▶ **Written problem**: Where a line holds the string "驱动故障", return that line.

#####

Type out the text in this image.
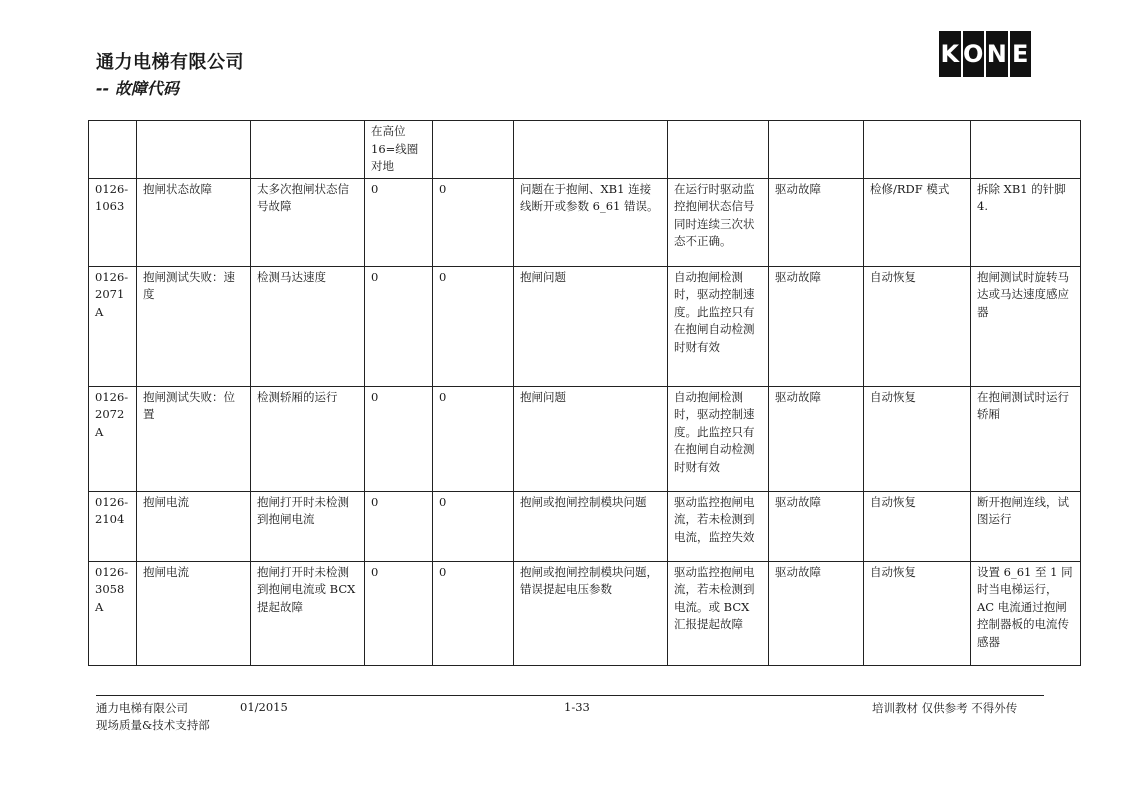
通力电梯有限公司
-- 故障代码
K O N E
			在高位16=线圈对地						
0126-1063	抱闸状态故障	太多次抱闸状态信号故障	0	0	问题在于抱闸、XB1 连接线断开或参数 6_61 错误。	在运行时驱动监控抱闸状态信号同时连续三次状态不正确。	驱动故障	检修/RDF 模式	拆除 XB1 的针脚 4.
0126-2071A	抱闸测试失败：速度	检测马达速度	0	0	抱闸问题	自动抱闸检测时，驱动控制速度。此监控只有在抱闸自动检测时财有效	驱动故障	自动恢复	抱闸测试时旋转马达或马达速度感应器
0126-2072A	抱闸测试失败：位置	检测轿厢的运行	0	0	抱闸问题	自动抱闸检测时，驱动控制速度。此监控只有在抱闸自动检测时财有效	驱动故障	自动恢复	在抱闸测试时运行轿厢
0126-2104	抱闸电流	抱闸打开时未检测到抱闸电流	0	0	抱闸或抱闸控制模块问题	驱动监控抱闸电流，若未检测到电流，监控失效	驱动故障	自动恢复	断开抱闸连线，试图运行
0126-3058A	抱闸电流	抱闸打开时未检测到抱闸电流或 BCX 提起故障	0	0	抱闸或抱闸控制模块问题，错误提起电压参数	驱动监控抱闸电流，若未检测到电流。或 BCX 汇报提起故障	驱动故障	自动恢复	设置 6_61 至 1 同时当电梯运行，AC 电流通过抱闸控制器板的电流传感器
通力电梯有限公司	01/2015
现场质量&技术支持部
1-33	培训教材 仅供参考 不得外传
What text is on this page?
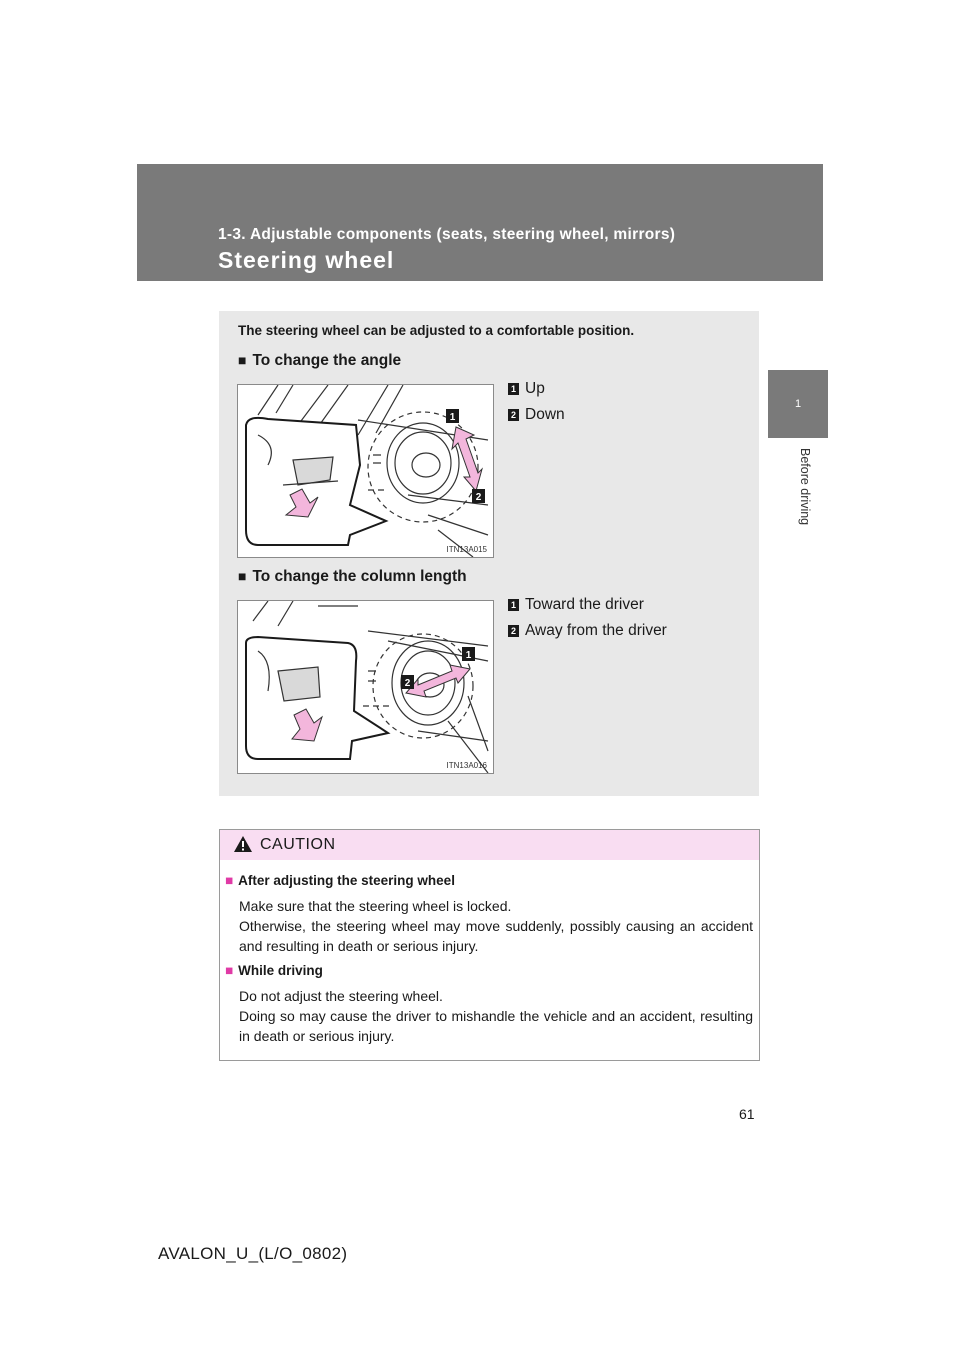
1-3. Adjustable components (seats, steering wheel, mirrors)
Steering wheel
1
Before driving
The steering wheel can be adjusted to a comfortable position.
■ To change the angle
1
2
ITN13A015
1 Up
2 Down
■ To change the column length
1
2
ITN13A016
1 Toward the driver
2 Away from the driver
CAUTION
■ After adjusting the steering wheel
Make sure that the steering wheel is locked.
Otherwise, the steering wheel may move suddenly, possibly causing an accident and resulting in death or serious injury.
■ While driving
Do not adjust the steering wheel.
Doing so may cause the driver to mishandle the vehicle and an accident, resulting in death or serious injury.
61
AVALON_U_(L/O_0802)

#####

▶ **Reply to the exercise**:
0126-1063	抱闸状态故障	太多次抱闸状态信号故障	0	0	问题在于抱闸、XB1 连接线断开或参数 6_61 错误。	在运行时驱动监控抱闸状态信号同时连续三次状态不正确。	驱动故障	检修/RDF 模式	拆除 XB1 的针脚 4.
0126-2071A	抱闸测试失败：速度	检测马达速度	0	0	抱闸问题	自动抱闸检测时，驱动控制速度。此监控只有在抱闸自动检测时财有效	驱动故障	自动恢复	抱闸测试时旋转马达或马达速度感应器
0126-2072A	抱闸测试失败：位置	检测轿厢的运行	0	0	抱闸问题	自动抱闸检测时，驱动控制速度。此监控只有在抱闸自动检测时财有效	驱动故障	自动恢复	在抱闸测试时运行轿厢
0126-2104	抱闸电流	抱闸打开时未检测到抱闸电流	0	0	抱闸或抱闸控制模块问题	驱动监控抱闸电流，若未检测到电流，监控失效	驱动故障	自动恢复	断开抱闸连线，试图运行
0126-3058A	抱闸电流	抱闸打开时未检测到抱闸电流或 BCX 提起故障	0	0	抱闸或抱闸控制模块问题，错误提起电压参数	驱动监控抱闸电流，若未检测到电流。或 BCX 汇报提起故障	驱动故障	自动恢复	设置 6_61 至 1 同时当电梯运行，AC 电流通过抱闸控制器板的电流传感器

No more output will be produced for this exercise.